* [TEXTE FOURNI]
▼
Le CPER Languedoc-Roussillon 2015-2020 est signé et prévoit sur le volet ferroviaire 215,1 M€ partagés entre l'Etat (50,1 Me), la Région (60,5 M€), l'Union Européenne (26 M€) et divers financeurs dont principalement SNCF (43,5 sur 58 M€).

Il est principalement axé sur des études et des travaux concernant l'axe littoral et la liaison vers Toulouse. Le volet études est majoritairement consacré à LNMP, la ligne nouvelle Montpellier - Perpignan, qui devrait assurer la continuité entre la LGV Méditerranée prolongée par le contournement de Nîmes et Montpellier (CNM) et la LGV Perpignan - Barcelone. Autre volet d'études, l'optimisation du doublet de lignes entre CNM et l'axe historique Nîmes - Montpellier.
▲
* [DONNÉES PRÉSENTÉES]
▼
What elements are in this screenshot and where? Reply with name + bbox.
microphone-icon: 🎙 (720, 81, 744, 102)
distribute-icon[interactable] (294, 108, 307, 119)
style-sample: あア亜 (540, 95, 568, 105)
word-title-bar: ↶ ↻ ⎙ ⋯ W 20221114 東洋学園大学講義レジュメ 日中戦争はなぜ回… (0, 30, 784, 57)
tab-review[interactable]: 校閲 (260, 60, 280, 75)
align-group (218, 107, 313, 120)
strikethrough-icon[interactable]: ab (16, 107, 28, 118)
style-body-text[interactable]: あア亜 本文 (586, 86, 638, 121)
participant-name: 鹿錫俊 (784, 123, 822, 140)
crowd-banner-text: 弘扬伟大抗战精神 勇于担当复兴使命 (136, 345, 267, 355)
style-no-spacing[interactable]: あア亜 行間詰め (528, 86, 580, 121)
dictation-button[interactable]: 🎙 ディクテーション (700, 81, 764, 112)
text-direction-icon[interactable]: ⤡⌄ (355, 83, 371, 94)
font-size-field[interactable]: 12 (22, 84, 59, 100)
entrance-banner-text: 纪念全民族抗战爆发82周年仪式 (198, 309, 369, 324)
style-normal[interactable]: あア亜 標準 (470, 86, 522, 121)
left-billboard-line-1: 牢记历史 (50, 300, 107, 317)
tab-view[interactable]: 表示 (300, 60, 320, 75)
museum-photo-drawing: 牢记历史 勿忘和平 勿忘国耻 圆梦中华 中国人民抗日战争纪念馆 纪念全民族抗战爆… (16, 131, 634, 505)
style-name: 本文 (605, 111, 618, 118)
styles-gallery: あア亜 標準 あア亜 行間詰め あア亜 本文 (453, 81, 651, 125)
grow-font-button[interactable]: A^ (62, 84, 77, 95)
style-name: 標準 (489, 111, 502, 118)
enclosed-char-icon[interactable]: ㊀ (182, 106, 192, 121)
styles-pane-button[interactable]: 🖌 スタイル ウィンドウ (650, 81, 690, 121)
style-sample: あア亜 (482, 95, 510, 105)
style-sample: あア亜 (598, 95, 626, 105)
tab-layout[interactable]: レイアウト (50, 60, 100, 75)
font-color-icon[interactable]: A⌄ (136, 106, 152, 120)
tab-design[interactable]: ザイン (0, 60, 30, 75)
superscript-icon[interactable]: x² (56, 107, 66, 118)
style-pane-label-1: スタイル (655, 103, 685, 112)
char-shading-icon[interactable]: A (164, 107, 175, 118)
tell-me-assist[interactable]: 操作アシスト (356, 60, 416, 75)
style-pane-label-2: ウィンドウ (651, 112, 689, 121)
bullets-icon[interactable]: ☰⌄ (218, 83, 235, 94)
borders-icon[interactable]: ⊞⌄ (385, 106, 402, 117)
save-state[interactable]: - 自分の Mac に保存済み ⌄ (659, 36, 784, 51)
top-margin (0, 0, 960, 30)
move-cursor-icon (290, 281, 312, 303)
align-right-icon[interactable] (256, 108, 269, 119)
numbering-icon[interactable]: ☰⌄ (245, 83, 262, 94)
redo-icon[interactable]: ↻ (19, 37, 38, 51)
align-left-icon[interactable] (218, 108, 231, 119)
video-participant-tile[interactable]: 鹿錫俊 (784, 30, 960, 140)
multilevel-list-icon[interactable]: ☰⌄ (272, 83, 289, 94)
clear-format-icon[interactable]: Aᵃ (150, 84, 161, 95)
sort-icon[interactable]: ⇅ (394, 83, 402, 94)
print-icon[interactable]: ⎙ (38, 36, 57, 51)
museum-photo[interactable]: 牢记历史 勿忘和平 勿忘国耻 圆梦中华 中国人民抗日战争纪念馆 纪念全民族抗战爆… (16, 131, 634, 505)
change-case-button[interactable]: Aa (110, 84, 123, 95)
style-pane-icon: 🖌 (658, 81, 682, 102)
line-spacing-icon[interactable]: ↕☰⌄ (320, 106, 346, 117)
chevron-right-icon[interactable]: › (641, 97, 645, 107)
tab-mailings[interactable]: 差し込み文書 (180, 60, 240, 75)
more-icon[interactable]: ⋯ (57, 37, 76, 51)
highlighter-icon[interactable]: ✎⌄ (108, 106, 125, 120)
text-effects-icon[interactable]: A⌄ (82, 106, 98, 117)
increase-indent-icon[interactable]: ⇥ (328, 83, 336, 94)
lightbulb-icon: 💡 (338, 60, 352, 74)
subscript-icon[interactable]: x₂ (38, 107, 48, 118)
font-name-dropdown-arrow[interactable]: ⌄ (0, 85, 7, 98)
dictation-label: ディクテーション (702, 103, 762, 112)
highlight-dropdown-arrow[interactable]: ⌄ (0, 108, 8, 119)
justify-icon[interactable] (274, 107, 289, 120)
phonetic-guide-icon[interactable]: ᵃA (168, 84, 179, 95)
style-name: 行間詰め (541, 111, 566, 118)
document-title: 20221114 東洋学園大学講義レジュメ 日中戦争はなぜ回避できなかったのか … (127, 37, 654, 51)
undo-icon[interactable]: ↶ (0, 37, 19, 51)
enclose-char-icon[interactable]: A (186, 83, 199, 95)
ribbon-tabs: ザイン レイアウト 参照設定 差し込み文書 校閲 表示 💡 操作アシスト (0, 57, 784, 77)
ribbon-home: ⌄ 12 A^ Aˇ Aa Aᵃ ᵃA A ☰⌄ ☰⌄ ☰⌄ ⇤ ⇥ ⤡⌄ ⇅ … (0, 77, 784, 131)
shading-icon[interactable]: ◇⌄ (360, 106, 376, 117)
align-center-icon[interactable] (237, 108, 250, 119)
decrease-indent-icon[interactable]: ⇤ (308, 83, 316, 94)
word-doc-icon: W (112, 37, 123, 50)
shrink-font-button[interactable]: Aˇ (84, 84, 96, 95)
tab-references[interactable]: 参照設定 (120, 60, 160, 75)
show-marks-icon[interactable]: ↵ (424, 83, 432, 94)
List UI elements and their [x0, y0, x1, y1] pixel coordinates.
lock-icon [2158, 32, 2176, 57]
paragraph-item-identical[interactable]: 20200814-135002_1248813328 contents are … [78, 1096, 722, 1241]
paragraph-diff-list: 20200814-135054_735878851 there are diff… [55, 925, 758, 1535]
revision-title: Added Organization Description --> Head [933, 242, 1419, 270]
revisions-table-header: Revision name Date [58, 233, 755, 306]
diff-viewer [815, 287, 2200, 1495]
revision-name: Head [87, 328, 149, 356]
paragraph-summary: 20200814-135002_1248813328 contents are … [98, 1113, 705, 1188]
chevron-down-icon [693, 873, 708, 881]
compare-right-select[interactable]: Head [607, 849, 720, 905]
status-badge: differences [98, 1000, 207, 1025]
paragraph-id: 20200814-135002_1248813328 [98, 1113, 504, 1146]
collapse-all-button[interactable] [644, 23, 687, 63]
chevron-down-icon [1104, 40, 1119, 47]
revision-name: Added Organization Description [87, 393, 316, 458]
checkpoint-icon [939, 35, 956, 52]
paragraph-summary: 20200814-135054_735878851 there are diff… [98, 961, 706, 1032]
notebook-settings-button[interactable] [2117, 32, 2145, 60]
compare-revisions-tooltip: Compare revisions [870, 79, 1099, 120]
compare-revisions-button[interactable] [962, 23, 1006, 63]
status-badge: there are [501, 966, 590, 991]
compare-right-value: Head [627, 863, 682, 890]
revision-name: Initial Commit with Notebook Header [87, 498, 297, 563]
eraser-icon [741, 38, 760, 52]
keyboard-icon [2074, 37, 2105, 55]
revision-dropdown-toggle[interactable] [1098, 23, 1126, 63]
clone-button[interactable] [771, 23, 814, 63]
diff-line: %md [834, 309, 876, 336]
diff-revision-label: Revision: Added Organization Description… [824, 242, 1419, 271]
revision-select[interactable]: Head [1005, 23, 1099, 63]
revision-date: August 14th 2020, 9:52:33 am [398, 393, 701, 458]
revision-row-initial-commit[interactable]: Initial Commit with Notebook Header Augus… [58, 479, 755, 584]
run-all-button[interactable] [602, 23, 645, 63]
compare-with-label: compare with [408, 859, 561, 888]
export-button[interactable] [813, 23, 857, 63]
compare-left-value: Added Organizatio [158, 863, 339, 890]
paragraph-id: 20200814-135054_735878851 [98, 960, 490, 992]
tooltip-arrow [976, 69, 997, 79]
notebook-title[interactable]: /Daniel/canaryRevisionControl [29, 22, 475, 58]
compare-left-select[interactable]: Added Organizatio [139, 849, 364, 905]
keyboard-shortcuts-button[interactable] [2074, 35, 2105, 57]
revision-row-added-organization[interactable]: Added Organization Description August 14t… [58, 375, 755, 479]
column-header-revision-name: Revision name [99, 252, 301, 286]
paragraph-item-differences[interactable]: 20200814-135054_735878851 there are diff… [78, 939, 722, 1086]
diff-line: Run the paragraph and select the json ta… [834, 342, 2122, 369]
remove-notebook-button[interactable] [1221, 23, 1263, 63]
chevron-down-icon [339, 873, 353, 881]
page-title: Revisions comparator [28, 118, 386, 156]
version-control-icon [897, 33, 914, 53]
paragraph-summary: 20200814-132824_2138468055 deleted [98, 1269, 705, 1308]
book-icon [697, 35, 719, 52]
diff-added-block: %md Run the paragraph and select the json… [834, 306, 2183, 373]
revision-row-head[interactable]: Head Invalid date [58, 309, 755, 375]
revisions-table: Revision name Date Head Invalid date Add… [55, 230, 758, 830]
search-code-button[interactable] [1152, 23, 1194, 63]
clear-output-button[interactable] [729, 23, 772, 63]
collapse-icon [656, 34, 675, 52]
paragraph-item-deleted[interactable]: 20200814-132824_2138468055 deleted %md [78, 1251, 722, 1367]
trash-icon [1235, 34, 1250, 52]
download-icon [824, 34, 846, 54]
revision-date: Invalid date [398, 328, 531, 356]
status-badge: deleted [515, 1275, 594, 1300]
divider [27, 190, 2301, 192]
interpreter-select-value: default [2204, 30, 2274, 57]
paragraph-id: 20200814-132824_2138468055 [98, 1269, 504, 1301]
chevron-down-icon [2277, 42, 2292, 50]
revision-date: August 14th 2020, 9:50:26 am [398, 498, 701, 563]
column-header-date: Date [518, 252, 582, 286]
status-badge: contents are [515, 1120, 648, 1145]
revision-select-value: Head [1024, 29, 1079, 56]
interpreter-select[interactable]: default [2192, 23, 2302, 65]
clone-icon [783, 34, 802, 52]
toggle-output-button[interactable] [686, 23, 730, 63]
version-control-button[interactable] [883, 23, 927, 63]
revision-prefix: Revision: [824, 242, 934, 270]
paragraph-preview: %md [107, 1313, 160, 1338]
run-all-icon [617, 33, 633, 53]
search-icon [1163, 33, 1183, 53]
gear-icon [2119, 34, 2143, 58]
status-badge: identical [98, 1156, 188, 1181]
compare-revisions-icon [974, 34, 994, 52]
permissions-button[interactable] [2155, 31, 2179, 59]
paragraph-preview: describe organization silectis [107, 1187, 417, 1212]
▲
* [QUESTIONS À TRAITER]
1 - D'après le texte fourni, quelle somme l'Union européenne apporte-t-elle au volet ferroviaire du CPER Languedoc-Roussillon 2015-2020 ?
2 - Recopiez le passage du texte fourni qui s'ouvre sur les mots « Le CPER Languedoc-Roussillon » et se referme sur « sur 58 M€). ».

* [RÉPONSES RÉDIGÉES]
1 - 26 M€

2 -
Le CPER Languedoc-Roussillon 2015-2020 est signé et prévoit sur le volet ferroviaire 215,1 M€ partagés entre l'Etat (50,1 Me), la Région (60,5 M€), l'Union Européenne (26 M€) et divers financeurs dont principalement SNCF (43,5 sur 58 M€).